■ WHAT IS REQUIRED ■
Pick out all lines with the word "Overlays" from the records that follow.

■ SUPPLIED DATA ■
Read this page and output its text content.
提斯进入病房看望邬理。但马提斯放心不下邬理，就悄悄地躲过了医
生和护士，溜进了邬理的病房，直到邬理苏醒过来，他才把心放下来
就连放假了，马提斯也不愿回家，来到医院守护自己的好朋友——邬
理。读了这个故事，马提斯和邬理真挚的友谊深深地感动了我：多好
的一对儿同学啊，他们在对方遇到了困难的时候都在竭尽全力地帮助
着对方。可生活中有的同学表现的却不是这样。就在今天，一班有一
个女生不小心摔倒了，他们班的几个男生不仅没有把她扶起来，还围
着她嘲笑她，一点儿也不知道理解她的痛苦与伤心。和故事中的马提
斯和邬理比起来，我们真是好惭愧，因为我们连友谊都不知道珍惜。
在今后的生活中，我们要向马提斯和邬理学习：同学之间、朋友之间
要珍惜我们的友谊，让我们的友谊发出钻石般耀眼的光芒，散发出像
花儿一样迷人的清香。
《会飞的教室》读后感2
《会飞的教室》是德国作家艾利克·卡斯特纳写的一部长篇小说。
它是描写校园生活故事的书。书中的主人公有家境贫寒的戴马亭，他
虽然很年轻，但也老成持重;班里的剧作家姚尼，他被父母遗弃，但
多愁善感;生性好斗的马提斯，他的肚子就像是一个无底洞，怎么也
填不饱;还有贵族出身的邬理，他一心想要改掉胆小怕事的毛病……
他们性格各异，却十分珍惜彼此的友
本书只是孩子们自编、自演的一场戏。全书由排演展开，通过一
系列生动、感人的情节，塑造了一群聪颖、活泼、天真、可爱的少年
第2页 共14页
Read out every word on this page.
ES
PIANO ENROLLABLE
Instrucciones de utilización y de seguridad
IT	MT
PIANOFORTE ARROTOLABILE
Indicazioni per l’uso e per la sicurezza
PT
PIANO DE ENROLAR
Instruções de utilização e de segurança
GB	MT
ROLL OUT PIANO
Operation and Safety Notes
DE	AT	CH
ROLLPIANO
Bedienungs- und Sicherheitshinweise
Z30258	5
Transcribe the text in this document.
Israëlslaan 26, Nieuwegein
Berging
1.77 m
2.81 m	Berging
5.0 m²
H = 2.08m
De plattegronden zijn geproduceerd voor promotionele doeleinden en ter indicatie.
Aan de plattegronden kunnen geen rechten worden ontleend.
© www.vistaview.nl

---

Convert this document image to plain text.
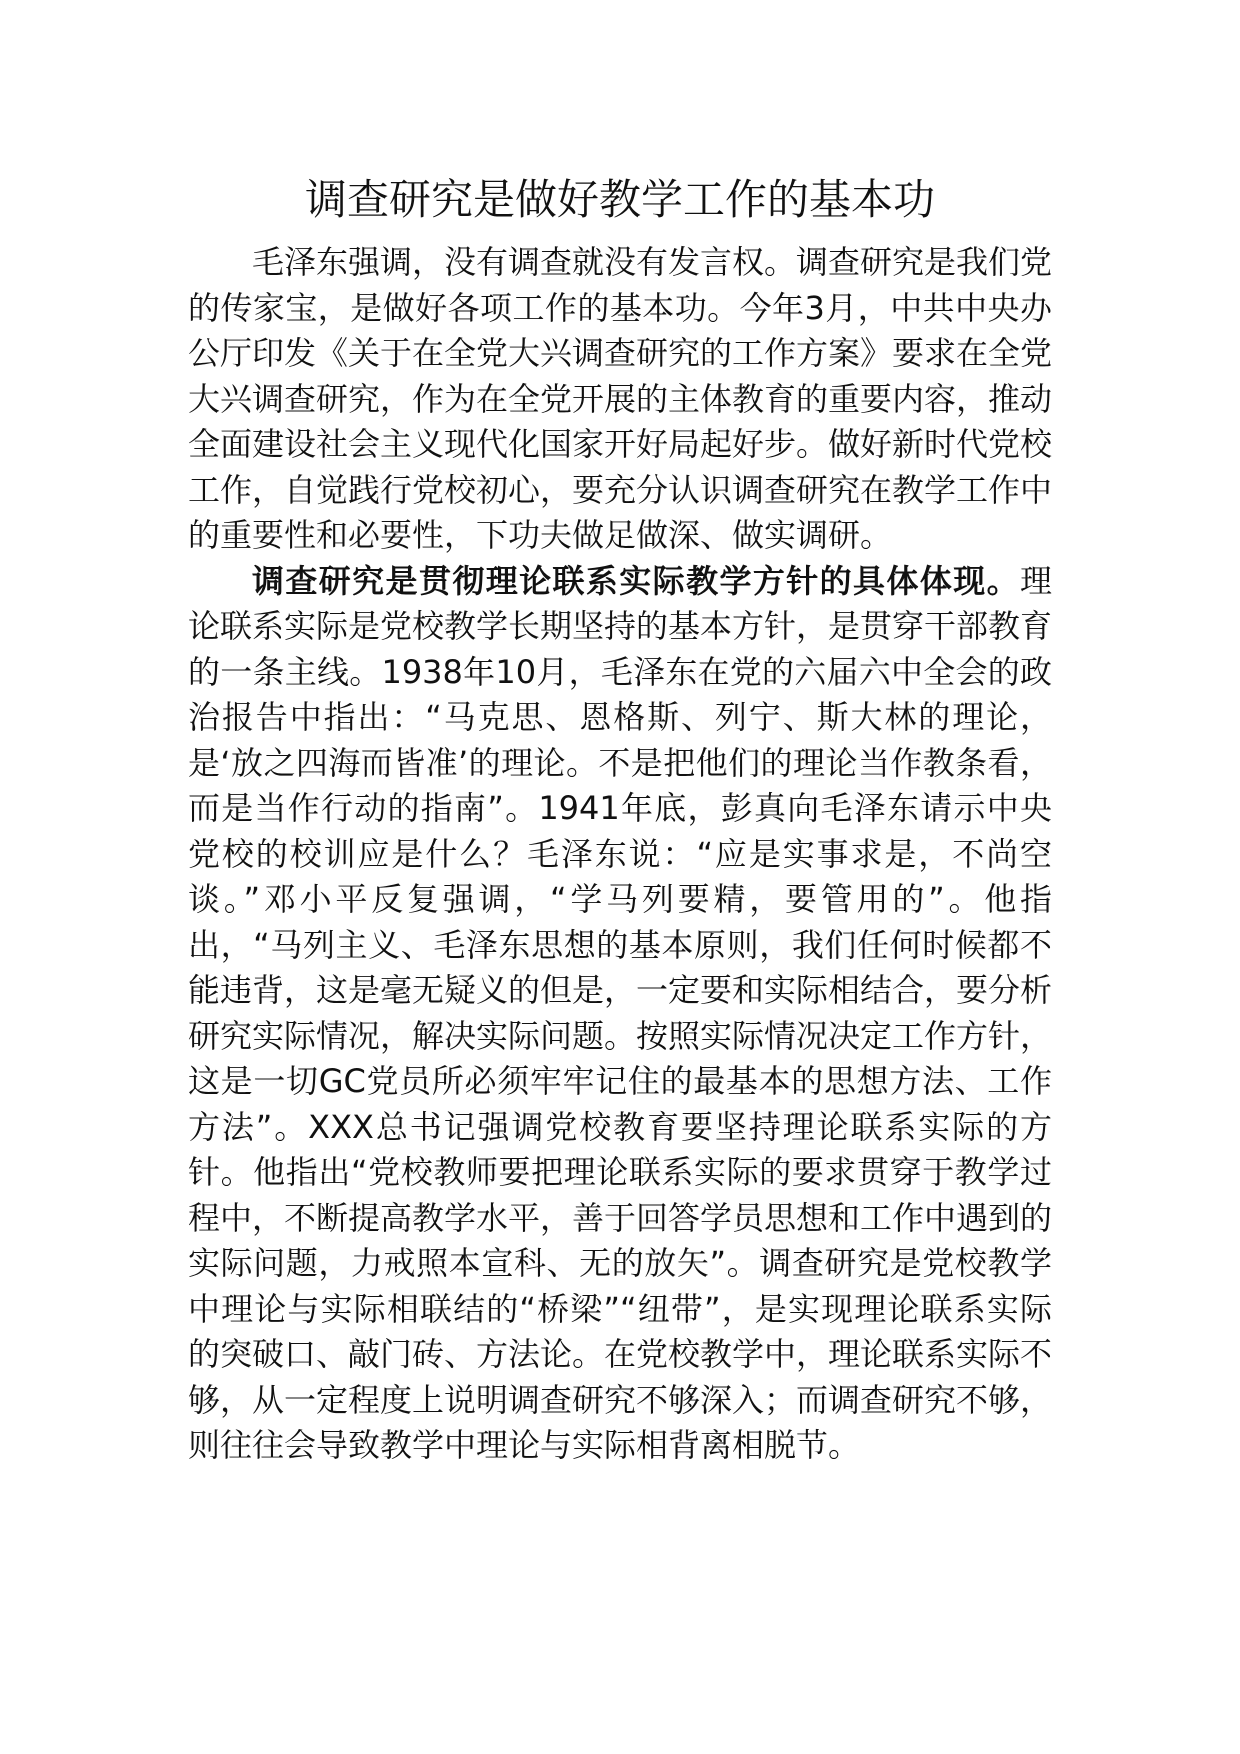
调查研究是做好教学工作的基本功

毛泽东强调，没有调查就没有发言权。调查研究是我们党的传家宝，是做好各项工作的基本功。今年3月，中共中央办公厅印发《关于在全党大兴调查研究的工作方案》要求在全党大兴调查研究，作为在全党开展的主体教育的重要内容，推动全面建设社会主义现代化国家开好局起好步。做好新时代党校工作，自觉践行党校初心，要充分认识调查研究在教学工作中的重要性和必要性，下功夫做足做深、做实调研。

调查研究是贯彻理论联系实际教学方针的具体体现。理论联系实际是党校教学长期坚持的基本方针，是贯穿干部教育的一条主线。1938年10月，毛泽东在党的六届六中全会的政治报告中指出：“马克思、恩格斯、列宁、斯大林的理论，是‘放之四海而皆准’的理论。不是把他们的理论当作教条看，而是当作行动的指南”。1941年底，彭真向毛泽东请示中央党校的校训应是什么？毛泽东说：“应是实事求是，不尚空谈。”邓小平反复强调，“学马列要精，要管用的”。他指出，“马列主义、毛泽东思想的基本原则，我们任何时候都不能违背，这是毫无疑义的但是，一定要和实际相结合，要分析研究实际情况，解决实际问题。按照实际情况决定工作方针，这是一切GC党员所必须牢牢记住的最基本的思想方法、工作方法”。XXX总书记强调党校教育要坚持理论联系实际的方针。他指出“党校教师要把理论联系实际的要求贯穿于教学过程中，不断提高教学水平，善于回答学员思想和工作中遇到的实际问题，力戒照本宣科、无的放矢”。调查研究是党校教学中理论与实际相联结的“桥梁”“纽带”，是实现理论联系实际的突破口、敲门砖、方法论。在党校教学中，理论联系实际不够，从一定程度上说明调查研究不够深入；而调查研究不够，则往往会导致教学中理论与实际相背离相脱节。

---

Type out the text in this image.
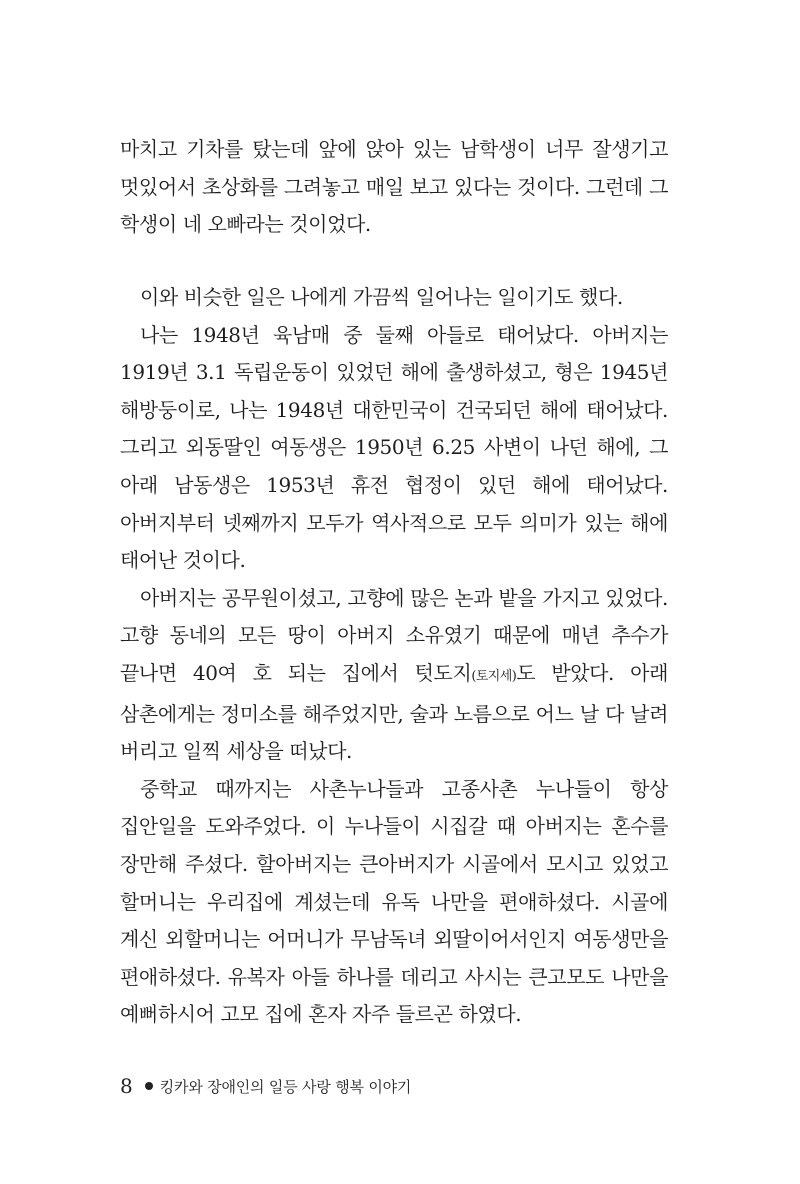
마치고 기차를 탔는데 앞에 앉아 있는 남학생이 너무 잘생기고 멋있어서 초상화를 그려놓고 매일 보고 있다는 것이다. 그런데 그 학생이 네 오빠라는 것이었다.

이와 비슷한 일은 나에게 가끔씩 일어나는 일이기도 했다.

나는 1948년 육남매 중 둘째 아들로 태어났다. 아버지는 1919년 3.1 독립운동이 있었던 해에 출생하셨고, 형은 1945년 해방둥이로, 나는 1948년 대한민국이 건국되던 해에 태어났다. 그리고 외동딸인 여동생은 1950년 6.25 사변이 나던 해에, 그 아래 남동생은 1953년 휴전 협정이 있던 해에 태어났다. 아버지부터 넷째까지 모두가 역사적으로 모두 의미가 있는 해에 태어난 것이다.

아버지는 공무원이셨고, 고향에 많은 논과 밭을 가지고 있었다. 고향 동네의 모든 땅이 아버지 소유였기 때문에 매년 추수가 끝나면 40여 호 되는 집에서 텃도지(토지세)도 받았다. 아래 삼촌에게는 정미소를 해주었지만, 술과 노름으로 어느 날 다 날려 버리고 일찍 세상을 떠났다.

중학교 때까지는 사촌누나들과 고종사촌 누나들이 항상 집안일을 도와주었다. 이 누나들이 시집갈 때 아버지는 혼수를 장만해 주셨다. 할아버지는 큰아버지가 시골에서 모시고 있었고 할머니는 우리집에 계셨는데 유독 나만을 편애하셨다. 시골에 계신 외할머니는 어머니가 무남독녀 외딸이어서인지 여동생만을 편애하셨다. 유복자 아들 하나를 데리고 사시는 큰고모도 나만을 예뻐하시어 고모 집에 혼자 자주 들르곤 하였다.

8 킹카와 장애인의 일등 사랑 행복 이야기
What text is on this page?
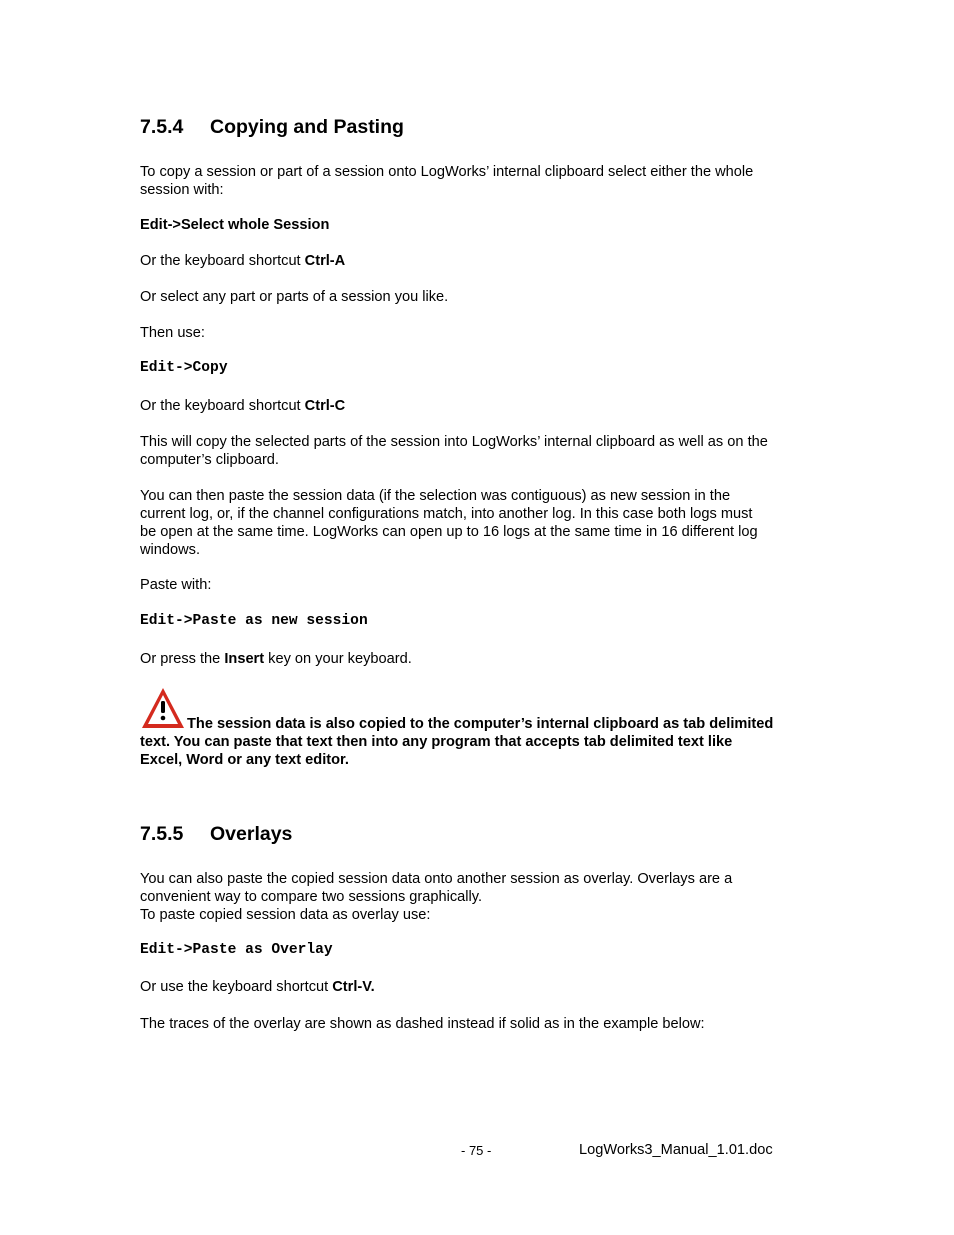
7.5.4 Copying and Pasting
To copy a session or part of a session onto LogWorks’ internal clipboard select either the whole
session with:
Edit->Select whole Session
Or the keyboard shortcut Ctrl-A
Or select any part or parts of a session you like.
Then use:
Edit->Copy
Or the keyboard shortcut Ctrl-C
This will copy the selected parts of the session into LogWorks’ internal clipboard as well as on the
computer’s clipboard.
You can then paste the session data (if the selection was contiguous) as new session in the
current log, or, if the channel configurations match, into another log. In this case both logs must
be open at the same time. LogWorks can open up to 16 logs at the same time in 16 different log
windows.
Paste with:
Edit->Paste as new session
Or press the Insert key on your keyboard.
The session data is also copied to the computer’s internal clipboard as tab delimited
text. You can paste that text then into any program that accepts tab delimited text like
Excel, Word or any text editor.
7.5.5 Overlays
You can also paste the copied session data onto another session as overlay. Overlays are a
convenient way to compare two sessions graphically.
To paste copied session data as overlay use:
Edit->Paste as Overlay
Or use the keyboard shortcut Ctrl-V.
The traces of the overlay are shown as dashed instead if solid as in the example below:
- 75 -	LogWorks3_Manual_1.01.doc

■ EXERCISE RESULT ■
7.5.5 Overlays
You can also paste the copied session data onto another session as overlay. Overlays are a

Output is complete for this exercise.